Omit all pictures and give the records below again exactly as written.

### Dataset rows
<<<<

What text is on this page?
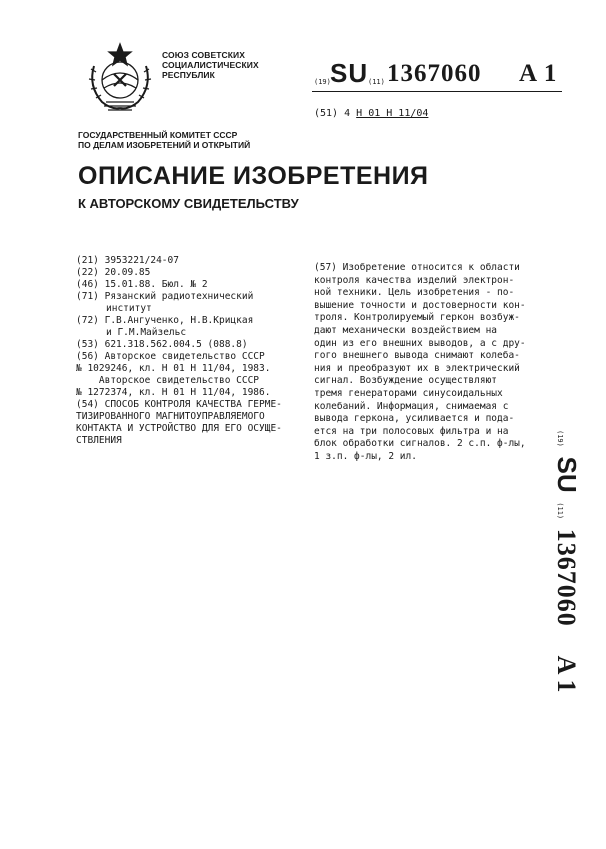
СОЮЗ СОВЕТСКИХ
СОЦИАЛИСТИЧЕСКИХ
РЕСПУБЛИК
(19) SU (11) 1367060 A 1
(51) 4 H 01 H 11/04
ГОСУДАРСТВЕННЫЙ КОМИТЕТ СССР
ПО ДЕЛАМ ИЗОБРЕТЕНИЙ И ОТКРЫТИЙ
ОПИСАНИЕ ИЗОБРЕТЕНИЯ
К АВТОРСКОМУ СВИДЕТЕЛЬСТВУ
(21) 3953221/24-07
(22) 20.09.85
(46) 15.01.88. Бюл. № 2
(71) Рязанский радиотехнический
институт
(72) Г.В.Ангученко, Н.В.Крицкая
и Г.М.Майзельс
(53) 621.318.562.004.5 (088.8)
(56) Авторское свидетельство СССР
№ 1029246, кл. Н 01 Н 11/04, 1983.
Авторское свидетельство СССР
№ 1272374, кл. Н 01 Н 11/04, 1986.
(54) СПОСОБ КОНТРОЛЯ КАЧЕСТВА ГЕРМЕ-
ТИЗИРОВАННОГО МАГНИТОУПРАВЛЯЕМОГО
КОНТАКТА И УСТРОЙСТВО ДЛЯ ЕГО ОСУЩЕ-
СТВЛЕНИЯ
(57) Изобретение относится к области
контроля качества изделий электрон-
ной техники. Цель изобретения - по-
вышение точности и достоверности кон-
троля. Контролируемый геркон возбуж-
дают механически воздействием на
один из его внешних выводов, а с дру-
гого внешнего вывода снимают колеба-
ния и преобразуют их в электрический
сигнал. Возбуждение осуществляют
тремя генераторами синусоидальных
колебаний. Информация, снимаемая с
вывода геркона, усиливается и пода-
ется на три полосовых фильтра и на
блок обработки сигналов. 2 с.п. ф-лы,
1 з.п. ф-лы, 2 ил.
(19) SU (11) 1367060   A 1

>>>>

### Answer to this problem
What text is on this page?
СОЮЗ СОВЕТСКИХ
СОЦИАЛИСТИЧЕСКИХ
РЕСПУБЛИК
(19) SU (11) 1367060 A 1
(51) 4 H 01 H 11/04
ГОСУДАРСТВЕННЫЙ КОМИТЕТ СССР
ПО ДЕЛАМ ИЗОБРЕТЕНИЙ И ОТКРЫТИЙ
ОПИСАНИЕ ИЗОБРЕТЕНИЯ
К АВТОРСКОМУ СВИДЕТЕЛЬСТВУ
(21) 3953221/24-07
(22) 20.09.85
(46) 15.01.88. Бюл. № 2
(71) Рязанский радиотехнический
институт
(72) Г.В.Ангученко, Н.В.Крицкая
и Г.М.Майзельс
(53) 621.318.562.004.5 (088.8)
(56) Авторское свидетельство СССР
№ 1029246, кл. Н 01 Н 11/04, 1983.
Авторское свидетельство СССР
№ 1272374, кл. Н 01 Н 11/04, 1986.
(54) СПОСОБ КОНТРОЛЯ КАЧЕСТВА ГЕРМЕ-
ТИЗИРОВАННОГО МАГНИТОУПРАВЛЯЕМОГО
КОНТАКТА И УСТРОЙСТВО ДЛЯ ЕГО ОСУЩЕ-
СТВЛЕНИЯ
(57) Изобретение относится к области
контроля качества изделий электрон-
ной техники. Цель изобретения - по-
вышение точности и достоверности кон-
троля. Контролируемый геркон возбуж-
дают механически воздействием на
один из его внешних выводов, а с дру-
гого внешнего вывода снимают колеба-
ния и преобразуют их в электрический
сигнал. Возбуждение осуществляют
тремя генераторами синусоидальных
колебаний. Информация, снимаемая с
вывода геркона, усиливается и пода-
ется на три полосовых фильтра и на
блок обработки сигналов. 2 с.п. ф-лы,
1 з.п. ф-лы, 2 ил.
(19) SU (11) 1367060   A 1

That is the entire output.